> Provided data:
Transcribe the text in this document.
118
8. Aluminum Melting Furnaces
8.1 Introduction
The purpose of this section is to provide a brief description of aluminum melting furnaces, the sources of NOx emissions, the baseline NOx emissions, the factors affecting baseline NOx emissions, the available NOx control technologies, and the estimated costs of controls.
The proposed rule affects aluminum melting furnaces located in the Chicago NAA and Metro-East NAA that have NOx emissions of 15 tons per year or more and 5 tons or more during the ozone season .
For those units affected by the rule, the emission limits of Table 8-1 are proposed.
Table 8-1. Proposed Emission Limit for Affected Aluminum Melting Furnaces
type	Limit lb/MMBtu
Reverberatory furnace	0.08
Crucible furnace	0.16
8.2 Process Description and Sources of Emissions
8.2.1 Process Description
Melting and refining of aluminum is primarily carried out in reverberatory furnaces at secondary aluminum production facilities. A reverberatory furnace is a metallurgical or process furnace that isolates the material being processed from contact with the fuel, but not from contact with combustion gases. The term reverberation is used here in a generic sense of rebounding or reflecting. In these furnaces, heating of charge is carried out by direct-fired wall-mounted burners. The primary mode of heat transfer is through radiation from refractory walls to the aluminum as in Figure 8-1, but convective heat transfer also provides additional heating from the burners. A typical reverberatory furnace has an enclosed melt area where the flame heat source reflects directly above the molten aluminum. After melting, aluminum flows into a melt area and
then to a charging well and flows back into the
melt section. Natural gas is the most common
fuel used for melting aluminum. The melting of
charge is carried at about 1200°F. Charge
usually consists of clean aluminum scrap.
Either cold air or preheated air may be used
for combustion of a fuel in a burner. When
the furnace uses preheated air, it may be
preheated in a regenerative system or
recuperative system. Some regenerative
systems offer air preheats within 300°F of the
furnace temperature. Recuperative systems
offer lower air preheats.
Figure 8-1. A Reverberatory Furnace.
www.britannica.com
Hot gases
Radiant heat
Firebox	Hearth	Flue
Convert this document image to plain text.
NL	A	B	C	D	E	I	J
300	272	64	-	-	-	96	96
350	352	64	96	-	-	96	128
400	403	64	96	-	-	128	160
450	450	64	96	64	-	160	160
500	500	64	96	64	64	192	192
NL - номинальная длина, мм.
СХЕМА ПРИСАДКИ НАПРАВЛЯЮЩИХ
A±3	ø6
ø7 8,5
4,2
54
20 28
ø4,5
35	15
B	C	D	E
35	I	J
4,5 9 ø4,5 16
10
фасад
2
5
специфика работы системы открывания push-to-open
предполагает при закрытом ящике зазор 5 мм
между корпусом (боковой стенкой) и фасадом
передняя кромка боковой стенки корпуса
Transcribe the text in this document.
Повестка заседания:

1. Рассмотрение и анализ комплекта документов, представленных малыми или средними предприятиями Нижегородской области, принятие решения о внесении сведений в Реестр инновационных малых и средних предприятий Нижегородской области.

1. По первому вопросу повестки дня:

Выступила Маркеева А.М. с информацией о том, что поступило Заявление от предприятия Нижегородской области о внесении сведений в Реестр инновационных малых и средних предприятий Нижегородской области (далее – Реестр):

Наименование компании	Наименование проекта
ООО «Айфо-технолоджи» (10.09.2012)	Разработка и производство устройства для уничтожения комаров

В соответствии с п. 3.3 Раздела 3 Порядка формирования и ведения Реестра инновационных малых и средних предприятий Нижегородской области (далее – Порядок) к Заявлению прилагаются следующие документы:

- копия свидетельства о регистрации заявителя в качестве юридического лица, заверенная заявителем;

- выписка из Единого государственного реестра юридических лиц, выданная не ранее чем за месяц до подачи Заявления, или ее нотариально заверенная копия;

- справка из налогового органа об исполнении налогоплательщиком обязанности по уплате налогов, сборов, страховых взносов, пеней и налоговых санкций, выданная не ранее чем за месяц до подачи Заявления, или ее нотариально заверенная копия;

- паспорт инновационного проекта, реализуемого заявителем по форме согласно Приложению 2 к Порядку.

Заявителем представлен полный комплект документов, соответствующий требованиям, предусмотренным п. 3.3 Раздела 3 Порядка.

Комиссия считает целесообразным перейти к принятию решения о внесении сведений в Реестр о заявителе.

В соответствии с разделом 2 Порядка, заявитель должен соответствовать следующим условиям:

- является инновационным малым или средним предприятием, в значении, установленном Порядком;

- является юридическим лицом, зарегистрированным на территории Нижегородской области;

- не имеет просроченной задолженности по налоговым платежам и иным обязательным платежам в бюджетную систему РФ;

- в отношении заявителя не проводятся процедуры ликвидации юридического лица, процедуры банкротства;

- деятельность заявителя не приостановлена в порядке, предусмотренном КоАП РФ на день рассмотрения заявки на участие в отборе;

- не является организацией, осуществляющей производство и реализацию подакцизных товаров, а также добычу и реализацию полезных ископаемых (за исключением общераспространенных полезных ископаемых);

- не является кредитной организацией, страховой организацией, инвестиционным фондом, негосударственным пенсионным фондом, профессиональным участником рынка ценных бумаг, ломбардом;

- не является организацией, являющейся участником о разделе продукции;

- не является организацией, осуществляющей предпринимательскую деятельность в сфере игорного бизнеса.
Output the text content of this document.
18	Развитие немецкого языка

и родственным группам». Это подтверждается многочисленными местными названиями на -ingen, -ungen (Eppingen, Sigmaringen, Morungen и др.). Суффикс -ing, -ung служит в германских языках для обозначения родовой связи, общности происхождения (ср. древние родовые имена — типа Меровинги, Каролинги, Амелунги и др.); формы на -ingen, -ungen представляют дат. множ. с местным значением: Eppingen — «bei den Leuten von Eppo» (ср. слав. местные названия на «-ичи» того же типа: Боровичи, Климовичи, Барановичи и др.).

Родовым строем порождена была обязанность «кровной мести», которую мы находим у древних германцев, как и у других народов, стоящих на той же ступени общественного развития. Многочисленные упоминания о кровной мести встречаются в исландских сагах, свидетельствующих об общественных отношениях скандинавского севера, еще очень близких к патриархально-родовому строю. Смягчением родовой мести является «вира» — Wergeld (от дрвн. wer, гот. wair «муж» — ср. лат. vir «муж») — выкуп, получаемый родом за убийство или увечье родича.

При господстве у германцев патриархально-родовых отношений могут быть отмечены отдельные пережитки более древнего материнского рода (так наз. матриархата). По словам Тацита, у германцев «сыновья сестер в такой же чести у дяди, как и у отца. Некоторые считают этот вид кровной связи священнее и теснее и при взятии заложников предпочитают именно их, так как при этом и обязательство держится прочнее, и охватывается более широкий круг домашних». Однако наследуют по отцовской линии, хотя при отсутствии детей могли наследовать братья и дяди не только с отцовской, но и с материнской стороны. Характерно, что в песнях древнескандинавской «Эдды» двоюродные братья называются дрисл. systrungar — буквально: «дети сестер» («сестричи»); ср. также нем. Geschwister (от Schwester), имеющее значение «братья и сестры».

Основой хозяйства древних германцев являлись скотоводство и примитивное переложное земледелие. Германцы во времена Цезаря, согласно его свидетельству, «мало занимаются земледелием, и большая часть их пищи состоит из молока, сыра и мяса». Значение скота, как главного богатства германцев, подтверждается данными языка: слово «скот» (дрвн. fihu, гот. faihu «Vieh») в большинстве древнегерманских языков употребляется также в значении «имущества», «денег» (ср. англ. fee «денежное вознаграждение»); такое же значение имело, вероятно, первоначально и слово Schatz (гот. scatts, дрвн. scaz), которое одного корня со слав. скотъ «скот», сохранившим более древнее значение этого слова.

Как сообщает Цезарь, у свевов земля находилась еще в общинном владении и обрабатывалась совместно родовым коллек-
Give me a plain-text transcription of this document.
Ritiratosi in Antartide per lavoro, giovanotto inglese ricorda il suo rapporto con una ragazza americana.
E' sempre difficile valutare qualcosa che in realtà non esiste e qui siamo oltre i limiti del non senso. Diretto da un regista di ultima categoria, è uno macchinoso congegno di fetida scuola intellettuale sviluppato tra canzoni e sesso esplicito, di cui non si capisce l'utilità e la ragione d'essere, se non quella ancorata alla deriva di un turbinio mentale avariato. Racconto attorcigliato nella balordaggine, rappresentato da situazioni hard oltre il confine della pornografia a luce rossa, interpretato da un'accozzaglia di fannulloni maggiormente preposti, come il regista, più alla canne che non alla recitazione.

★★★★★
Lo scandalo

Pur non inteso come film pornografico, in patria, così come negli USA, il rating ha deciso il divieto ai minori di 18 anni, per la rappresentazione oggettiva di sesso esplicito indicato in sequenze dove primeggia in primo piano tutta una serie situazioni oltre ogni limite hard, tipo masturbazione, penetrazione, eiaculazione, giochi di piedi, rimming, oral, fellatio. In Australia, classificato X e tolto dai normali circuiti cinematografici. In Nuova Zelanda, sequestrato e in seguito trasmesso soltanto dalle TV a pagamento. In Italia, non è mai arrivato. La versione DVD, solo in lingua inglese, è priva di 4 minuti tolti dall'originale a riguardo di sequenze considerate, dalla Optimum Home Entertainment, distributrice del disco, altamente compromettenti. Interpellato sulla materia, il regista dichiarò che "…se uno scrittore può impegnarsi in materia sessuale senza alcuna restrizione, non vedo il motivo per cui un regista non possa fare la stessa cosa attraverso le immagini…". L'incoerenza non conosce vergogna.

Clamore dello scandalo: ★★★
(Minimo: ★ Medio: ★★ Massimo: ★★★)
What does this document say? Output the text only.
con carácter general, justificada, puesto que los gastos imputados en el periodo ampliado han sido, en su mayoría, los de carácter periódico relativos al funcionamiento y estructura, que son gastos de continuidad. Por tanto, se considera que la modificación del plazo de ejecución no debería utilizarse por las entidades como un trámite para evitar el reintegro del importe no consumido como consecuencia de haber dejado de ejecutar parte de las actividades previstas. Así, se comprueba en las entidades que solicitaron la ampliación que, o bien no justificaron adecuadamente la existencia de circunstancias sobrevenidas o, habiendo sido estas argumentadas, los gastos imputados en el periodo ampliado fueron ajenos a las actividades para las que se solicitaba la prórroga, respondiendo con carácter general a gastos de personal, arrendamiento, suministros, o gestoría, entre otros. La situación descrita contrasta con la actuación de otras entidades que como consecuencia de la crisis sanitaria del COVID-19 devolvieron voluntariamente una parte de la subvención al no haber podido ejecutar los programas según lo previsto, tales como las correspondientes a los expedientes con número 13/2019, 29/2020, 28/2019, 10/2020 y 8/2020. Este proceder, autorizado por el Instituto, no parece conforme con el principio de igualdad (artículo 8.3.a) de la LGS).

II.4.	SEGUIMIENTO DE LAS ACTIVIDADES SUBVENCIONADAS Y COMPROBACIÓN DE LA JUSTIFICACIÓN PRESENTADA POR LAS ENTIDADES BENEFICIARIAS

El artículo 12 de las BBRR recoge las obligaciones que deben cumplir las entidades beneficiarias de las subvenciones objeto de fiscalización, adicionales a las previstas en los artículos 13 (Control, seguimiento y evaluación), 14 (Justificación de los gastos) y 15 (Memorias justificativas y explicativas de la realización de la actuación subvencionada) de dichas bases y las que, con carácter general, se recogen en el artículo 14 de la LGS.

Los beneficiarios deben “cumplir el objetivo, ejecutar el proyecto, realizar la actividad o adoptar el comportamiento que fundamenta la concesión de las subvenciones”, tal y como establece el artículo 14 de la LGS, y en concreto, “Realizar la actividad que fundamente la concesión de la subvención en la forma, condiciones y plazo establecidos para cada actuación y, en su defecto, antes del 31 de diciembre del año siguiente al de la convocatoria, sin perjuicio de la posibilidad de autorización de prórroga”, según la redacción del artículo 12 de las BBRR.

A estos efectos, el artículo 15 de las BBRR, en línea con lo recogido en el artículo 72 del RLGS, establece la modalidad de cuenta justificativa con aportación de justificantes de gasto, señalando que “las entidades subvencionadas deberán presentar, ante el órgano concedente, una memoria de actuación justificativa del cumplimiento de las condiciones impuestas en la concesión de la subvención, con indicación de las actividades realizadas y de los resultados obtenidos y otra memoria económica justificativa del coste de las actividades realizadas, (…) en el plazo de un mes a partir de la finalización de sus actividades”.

> Stated task:
Copy all lines from the listing that contain "заявителя".

> Reply to the task:
- копия свидетельства о регистрации заявителя в качестве юридического лица, заверенная заявителем;
- в отношении заявителя не проводятся процедуры ликвидации юридического лица, процедуры банкротства;
- деятельность заявителя не приостановлена в порядке, предусмотренном КоАП РФ на день рассмотрения заявки на участие в отборе;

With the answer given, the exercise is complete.